> Task description
Report only the number of lines in this material that include the string "title".

:: Entries

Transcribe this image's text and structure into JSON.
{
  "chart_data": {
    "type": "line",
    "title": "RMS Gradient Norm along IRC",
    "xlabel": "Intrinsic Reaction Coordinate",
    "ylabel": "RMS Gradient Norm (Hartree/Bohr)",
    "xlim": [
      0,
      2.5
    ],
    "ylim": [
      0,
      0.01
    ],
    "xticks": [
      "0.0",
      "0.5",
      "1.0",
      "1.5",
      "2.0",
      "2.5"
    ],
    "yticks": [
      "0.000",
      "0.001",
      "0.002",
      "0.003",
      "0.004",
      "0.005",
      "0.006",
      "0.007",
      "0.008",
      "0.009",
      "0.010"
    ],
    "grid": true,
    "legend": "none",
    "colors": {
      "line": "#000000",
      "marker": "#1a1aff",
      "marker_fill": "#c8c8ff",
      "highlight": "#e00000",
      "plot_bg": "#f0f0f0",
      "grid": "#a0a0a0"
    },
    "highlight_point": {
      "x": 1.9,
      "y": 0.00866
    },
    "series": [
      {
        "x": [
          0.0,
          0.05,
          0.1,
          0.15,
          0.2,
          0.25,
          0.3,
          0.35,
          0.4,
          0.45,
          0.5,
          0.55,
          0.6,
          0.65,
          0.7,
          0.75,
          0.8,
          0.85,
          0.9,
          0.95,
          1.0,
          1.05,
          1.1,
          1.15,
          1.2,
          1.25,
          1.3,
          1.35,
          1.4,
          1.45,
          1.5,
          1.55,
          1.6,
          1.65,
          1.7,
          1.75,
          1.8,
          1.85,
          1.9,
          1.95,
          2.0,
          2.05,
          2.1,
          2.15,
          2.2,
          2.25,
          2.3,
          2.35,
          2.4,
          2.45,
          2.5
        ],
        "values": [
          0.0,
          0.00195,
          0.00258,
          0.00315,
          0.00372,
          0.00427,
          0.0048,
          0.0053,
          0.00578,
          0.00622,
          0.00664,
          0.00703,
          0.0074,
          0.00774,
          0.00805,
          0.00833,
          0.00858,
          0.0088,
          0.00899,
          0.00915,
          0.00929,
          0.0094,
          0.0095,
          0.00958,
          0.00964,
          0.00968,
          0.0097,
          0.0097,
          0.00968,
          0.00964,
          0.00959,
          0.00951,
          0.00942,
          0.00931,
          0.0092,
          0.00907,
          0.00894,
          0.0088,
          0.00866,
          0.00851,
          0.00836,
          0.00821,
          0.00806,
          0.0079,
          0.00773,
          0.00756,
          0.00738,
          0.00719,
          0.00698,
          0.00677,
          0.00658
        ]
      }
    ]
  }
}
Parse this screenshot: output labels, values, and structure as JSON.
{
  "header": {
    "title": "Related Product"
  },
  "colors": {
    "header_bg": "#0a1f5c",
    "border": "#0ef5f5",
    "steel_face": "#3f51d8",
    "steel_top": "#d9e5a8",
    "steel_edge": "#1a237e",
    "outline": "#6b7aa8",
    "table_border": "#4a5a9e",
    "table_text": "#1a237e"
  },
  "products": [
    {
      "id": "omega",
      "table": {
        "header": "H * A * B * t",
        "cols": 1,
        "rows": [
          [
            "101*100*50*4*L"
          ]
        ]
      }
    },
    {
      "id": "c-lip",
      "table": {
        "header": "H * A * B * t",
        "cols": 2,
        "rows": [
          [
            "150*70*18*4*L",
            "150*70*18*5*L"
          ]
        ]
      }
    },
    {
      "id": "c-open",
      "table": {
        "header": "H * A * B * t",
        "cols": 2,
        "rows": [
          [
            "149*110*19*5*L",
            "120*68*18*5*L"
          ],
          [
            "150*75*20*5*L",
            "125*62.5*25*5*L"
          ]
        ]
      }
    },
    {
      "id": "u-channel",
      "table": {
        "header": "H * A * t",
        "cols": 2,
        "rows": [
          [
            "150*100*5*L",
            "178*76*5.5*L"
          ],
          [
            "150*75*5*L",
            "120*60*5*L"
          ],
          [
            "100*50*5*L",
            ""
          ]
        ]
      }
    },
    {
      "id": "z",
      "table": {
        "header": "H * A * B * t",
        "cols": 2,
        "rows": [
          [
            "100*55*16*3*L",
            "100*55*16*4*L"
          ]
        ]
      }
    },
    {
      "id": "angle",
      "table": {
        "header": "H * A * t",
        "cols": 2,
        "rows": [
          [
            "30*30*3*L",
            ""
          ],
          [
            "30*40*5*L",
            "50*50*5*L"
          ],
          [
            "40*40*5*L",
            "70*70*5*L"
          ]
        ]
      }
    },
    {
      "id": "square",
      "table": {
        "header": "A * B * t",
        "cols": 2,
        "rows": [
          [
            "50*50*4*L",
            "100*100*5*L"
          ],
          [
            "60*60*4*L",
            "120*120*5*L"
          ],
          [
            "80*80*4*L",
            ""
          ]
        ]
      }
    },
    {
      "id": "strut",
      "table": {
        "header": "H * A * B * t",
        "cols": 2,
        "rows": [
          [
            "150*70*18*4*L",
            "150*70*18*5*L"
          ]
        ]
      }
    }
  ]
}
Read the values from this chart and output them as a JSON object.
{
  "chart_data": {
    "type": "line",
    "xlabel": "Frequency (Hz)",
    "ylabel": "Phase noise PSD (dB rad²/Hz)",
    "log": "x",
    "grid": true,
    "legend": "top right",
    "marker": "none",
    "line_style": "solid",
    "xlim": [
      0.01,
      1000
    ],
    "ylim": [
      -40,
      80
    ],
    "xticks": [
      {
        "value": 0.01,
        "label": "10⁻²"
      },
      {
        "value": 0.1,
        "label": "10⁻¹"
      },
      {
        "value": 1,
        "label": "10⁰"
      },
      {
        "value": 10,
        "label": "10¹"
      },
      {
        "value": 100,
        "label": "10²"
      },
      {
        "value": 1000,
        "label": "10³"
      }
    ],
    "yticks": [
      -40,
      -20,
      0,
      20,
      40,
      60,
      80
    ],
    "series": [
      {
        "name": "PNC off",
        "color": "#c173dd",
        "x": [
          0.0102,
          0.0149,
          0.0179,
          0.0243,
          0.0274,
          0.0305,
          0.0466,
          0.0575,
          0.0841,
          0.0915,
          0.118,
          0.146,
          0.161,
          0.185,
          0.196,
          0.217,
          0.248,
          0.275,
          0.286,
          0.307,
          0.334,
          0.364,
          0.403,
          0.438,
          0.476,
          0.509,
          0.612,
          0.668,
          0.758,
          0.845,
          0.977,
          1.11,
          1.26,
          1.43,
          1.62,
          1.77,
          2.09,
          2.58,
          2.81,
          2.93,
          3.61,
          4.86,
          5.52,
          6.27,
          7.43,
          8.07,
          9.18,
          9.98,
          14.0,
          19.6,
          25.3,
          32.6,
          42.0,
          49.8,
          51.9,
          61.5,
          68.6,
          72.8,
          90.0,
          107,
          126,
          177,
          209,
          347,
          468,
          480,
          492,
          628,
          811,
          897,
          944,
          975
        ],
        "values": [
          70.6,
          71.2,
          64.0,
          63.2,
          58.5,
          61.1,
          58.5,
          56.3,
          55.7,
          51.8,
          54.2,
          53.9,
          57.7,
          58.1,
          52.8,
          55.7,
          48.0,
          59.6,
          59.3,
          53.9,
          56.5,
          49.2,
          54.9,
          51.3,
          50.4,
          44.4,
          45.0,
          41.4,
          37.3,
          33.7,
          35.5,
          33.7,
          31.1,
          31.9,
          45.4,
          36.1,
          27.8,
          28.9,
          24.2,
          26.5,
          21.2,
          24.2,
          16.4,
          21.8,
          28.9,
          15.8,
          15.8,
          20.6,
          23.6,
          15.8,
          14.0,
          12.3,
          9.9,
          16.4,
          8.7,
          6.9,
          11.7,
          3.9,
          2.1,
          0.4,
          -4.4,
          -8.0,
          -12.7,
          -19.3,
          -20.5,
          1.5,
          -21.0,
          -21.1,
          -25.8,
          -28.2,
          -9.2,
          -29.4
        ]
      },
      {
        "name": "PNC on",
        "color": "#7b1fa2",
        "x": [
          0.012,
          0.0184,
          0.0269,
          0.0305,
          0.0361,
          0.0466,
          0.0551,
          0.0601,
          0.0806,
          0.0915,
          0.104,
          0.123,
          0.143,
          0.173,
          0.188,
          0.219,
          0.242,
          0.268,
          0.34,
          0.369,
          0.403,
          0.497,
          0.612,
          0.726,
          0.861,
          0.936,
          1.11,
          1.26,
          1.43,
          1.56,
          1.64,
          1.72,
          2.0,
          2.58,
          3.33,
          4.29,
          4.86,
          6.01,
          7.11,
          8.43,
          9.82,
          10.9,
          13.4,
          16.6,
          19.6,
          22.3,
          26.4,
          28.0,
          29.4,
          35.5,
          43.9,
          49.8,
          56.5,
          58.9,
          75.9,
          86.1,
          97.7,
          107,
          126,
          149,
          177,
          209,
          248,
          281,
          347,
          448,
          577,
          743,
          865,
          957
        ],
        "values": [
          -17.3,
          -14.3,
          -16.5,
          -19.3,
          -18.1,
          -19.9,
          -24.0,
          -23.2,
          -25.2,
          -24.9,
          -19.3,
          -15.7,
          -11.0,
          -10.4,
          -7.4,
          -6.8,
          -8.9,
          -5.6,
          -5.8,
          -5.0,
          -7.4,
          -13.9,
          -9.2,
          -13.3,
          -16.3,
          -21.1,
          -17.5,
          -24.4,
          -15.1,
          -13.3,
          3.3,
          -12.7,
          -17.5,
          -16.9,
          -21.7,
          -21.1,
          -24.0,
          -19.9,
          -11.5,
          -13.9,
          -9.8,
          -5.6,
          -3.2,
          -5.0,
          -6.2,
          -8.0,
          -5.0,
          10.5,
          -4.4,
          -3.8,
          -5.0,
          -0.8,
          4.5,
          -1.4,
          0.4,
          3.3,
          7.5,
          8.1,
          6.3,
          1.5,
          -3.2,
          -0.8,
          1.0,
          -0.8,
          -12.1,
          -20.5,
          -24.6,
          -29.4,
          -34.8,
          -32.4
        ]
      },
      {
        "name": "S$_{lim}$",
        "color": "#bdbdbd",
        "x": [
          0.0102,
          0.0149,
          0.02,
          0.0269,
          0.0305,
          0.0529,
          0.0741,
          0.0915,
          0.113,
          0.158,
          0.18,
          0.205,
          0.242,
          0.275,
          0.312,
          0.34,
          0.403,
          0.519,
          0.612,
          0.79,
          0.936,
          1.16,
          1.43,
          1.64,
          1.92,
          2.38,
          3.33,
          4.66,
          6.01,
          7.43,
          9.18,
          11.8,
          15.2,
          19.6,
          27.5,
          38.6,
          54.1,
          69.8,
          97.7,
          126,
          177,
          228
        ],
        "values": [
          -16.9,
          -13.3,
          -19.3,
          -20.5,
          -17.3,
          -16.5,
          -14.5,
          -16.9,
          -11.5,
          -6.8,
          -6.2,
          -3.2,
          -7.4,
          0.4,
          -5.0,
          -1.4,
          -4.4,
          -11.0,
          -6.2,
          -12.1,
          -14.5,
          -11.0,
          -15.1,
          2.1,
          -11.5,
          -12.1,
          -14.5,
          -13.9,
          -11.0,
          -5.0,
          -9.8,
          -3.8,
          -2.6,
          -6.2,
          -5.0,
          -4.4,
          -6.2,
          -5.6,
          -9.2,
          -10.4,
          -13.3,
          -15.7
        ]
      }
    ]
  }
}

::::

> The solution
2